_TASK MATERIAL_.

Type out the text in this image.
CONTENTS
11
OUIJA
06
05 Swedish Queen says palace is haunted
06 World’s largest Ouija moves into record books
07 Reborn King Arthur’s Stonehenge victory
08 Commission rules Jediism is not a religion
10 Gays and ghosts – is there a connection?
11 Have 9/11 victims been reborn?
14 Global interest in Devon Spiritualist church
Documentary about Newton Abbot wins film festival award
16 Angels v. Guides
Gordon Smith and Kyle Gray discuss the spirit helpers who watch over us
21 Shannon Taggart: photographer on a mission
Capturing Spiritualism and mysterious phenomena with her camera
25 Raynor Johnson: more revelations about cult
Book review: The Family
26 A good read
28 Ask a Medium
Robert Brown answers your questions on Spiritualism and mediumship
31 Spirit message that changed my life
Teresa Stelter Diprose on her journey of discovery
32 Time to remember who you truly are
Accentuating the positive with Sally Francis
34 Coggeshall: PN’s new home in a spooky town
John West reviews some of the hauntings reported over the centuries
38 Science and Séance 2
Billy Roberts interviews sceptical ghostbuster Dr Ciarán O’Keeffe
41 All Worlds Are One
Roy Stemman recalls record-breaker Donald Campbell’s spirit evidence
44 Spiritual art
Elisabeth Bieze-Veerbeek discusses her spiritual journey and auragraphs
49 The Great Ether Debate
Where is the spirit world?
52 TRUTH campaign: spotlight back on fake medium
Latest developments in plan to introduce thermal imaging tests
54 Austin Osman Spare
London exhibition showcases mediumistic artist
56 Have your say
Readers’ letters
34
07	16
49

_TASK GOAL_.
Go through the entries and repeat each one exactly.

_WORKED SOLUTION_.
Type out the text in this image.
CONTENTS
11
OUIJA
06
05 Swedish Queen says palace is haunted
06 World’s largest Ouija moves into record books
07 Reborn King Arthur’s Stonehenge victory
08 Commission rules Jediism is not a religion
10 Gays and ghosts – is there a connection?
11 Have 9/11 victims been reborn?
14 Global interest in Devon Spiritualist church
Documentary about Newton Abbot wins film festival award
16 Angels v. Guides
Gordon Smith and Kyle Gray discuss the spirit helpers who watch over us
21 Shannon Taggart: photographer on a mission
Capturing Spiritualism and mysterious phenomena with her camera
25 Raynor Johnson: more revelations about cult
Book review: The Family
26 A good read
28 Ask a Medium
Robert Brown answers your questions on Spiritualism and mediumship
31 Spirit message that changed my life
Teresa Stelter Diprose on her journey of discovery
32 Time to remember who you truly are
Accentuating the positive with Sally Francis
34 Coggeshall: PN’s new home in a spooky town
John West reviews some of the hauntings reported over the centuries
38 Science and Séance 2
Billy Roberts interviews sceptical ghostbuster Dr Ciarán O’Keeffe
41 All Worlds Are One
Roy Stemman recalls record-breaker Donald Campbell’s spirit evidence
44 Spiritual art
Elisabeth Bieze-Veerbeek discusses her spiritual journey and auragraphs
49 The Great Ether Debate
Where is the spirit world?
52 TRUTH campaign: spotlight back on fake medium
Latest developments in plan to introduce thermal imaging tests
54 Austin Osman Spare
London exhibition showcases mediumistic artist
56 Have your say
Readers’ letters
34
07	16
49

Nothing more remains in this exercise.